▶ Work to complete
Restate each of the lines given below, word for word.

▶ Dataset rows
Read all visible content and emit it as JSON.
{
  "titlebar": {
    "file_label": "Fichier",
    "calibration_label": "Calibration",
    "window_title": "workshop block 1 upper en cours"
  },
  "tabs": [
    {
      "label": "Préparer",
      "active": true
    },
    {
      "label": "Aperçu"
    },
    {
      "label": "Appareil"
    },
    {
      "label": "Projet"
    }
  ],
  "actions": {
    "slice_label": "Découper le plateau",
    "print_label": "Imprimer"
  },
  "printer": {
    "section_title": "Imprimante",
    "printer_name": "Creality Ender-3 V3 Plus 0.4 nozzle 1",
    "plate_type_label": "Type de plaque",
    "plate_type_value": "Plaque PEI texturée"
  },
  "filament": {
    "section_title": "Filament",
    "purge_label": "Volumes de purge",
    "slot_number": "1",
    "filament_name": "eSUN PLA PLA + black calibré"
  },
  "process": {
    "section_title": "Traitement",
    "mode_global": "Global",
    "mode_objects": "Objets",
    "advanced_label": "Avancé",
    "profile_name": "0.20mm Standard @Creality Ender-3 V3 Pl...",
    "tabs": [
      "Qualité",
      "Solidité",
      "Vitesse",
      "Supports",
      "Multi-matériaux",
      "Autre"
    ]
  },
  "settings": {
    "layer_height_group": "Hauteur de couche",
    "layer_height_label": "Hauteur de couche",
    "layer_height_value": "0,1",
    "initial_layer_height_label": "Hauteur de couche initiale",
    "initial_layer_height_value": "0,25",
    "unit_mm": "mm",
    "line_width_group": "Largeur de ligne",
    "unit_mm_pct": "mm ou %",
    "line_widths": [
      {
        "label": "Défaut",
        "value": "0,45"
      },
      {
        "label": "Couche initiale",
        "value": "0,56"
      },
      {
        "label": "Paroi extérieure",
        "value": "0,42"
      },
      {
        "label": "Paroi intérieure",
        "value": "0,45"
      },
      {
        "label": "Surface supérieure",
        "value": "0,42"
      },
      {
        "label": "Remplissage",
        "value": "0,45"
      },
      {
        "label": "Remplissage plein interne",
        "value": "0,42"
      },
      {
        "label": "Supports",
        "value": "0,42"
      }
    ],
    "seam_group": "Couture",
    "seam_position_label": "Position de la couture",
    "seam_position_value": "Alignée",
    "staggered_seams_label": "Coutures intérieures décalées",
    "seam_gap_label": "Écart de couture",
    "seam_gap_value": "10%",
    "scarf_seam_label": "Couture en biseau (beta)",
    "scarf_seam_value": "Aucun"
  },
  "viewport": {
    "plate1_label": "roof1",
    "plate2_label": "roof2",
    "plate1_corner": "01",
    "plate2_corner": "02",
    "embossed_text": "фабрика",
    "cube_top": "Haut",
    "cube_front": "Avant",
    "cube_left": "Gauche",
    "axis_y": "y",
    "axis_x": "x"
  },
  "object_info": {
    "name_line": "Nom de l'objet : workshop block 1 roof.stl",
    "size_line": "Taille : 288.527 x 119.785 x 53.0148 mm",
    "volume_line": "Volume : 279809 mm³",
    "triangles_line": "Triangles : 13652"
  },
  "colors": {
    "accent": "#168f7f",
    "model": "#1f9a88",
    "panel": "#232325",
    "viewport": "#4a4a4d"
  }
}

▶ Written response
Read all visible content and emit it as JSON.
{
  "titlebar": {
    "file_label": "Fichier",
    "calibration_label": "Calibration",
    "window_title": "workshop block 1 upper en cours"
  },
  "tabs": [
    {
      "label": "Préparer",
      "active": true
    },
    {
      "label": "Aperçu"
    },
    {
      "label": "Appareil"
    },
    {
      "label": "Projet"
    }
  ],
  "actions": {
    "slice_label": "Découper le plateau",
    "print_label": "Imprimer"
  },
  "printer": {
    "section_title": "Imprimante",
    "printer_name": "Creality Ender-3 V3 Plus 0.4 nozzle 1",
    "plate_type_label": "Type de plaque",
    "plate_type_value": "Plaque PEI texturée"
  },
  "filament": {
    "section_title": "Filament",
    "purge_label": "Volumes de purge",
    "slot_number": "1",
    "filament_name": "eSUN PLA PLA + black calibré"
  },
  "process": {
    "section_title": "Traitement",
    "mode_global": "Global",
    "mode_objects": "Objets",
    "advanced_label": "Avancé",
    "profile_name": "0.20mm Standard @Creality Ender-3 V3 Pl...",
    "tabs": [
      "Qualité",
      "Solidité",
      "Vitesse",
      "Supports",
      "Multi-matériaux",
      "Autre"
    ]
  },
  "settings": {
    "layer_height_group": "Hauteur de couche",
    "layer_height_label": "Hauteur de couche",
    "layer_height_value": "0,1",
    "initial_layer_height_label": "Hauteur de couche initiale",
    "initial_layer_height_value": "0,25",
    "unit_mm": "mm",
    "line_width_group": "Largeur de ligne",
    "unit_mm_pct": "mm ou %",
    "line_widths": [
      {
        "label": "Défaut",
        "value": "0,45"
      },
      {
        "label": "Couche initiale",
        "value": "0,56"
      },
      {
        "label": "Paroi extérieure",
        "value": "0,42"
      },
      {
        "label": "Paroi intérieure",
        "value": "0,45"
      },
      {
        "label": "Surface supérieure",
        "value": "0,42"
      },
      {
        "label": "Remplissage",
        "value": "0,45"
      },
      {
        "label": "Remplissage plein interne",
        "value": "0,42"
      },
      {
        "label": "Supports",
        "value": "0,42"
      }
    ],
    "seam_group": "Couture",
    "seam_position_label": "Position de la couture",
    "seam_position_value": "Alignée",
    "staggered_seams_label": "Coutures intérieures décalées",
    "seam_gap_label": "Écart de couture",
    "seam_gap_value": "10%",
    "scarf_seam_label": "Couture en biseau (beta)",
    "scarf_seam_value": "Aucun"
  },
  "viewport": {
    "plate1_label": "roof1",
    "plate2_label": "roof2",
    "plate1_corner": "01",
    "plate2_corner": "02",
    "embossed_text": "фабрика",
    "cube_top": "Haut",
    "cube_front": "Avant",
    "cube_left": "Gauche",
    "axis_y": "y",
    "axis_x": "x"
  },
  "object_info": {
    "name_line": "Nom de l'objet : workshop block 1 roof.stl",
    "size_line": "Taille : 288.527 x 119.785 x 53.0148 mm",
    "volume_line": "Volume : 279809 mm³",
    "triangles_line": "Triangles : 13652"
  },
  "colors": {
    "accent": "#168f7f",
    "model": "#1f9a88",
    "panel": "#232325",
    "viewport": "#4a4a4d"
  }
}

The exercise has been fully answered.